#### TASK STATEMENT
Every record below should be printed exactly as given.

#### DATA SUPPLIED
════════════════════
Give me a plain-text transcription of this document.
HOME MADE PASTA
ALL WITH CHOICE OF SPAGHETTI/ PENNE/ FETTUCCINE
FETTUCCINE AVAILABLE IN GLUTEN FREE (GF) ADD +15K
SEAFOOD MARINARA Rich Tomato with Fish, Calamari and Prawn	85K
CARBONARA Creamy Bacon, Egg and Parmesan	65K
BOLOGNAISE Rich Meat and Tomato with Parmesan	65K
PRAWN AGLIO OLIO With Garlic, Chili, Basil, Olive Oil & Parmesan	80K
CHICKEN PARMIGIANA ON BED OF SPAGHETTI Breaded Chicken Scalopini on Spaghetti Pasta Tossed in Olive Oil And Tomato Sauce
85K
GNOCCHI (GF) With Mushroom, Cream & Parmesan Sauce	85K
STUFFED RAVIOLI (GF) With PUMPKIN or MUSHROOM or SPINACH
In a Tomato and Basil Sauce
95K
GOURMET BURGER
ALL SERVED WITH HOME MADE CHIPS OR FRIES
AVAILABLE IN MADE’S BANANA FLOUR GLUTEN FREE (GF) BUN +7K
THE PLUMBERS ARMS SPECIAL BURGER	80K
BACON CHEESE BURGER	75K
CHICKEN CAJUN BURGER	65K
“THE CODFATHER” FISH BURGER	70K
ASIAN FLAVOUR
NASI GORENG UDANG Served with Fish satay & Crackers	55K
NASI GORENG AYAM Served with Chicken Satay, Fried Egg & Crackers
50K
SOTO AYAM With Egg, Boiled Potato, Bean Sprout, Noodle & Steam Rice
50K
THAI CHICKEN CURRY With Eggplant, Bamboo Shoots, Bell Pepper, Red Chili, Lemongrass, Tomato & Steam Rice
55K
════════════════════
#### THE OUTPUT
Give me a plain-text transcription of this document.
HOME MADE PASTA
ALL WITH CHOICE OF SPAGHETTI/ PENNE/ FETTUCCINE
FETTUCCINE AVAILABLE IN GLUTEN FREE (GF) ADD +15K
SEAFOOD MARINARA Rich Tomato with Fish, Calamari and Prawn	85K
CARBONARA Creamy Bacon, Egg and Parmesan	65K
BOLOGNAISE Rich Meat and Tomato with Parmesan	65K
PRAWN AGLIO OLIO With Garlic, Chili, Basil, Olive Oil & Parmesan	80K
CHICKEN PARMIGIANA ON BED OF SPAGHETTI Breaded Chicken Scalopini on Spaghetti Pasta Tossed in Olive Oil And Tomato Sauce
85K
GNOCCHI (GF) With Mushroom, Cream & Parmesan Sauce	85K
STUFFED RAVIOLI (GF) With PUMPKIN or MUSHROOM or SPINACH
In a Tomato and Basil Sauce
95K
GOURMET BURGER
ALL SERVED WITH HOME MADE CHIPS OR FRIES
AVAILABLE IN MADE’S BANANA FLOUR GLUTEN FREE (GF) BUN +7K
THE PLUMBERS ARMS SPECIAL BURGER	80K
BACON CHEESE BURGER	75K
CHICKEN CAJUN BURGER	65K
“THE CODFATHER” FISH BURGER	70K
ASIAN FLAVOUR
NASI GORENG UDANG Served with Fish satay & Crackers	55K
NASI GORENG AYAM Served with Chicken Satay, Fried Egg & Crackers
50K
SOTO AYAM With Egg, Boiled Potato, Bean Sprout, Noodle & Steam Rice
50K
THAI CHICKEN CURRY With Eggplant, Bamboo Shoots, Bell Pepper, Red Chili, Lemongrass, Tomato & Steam Rice
55K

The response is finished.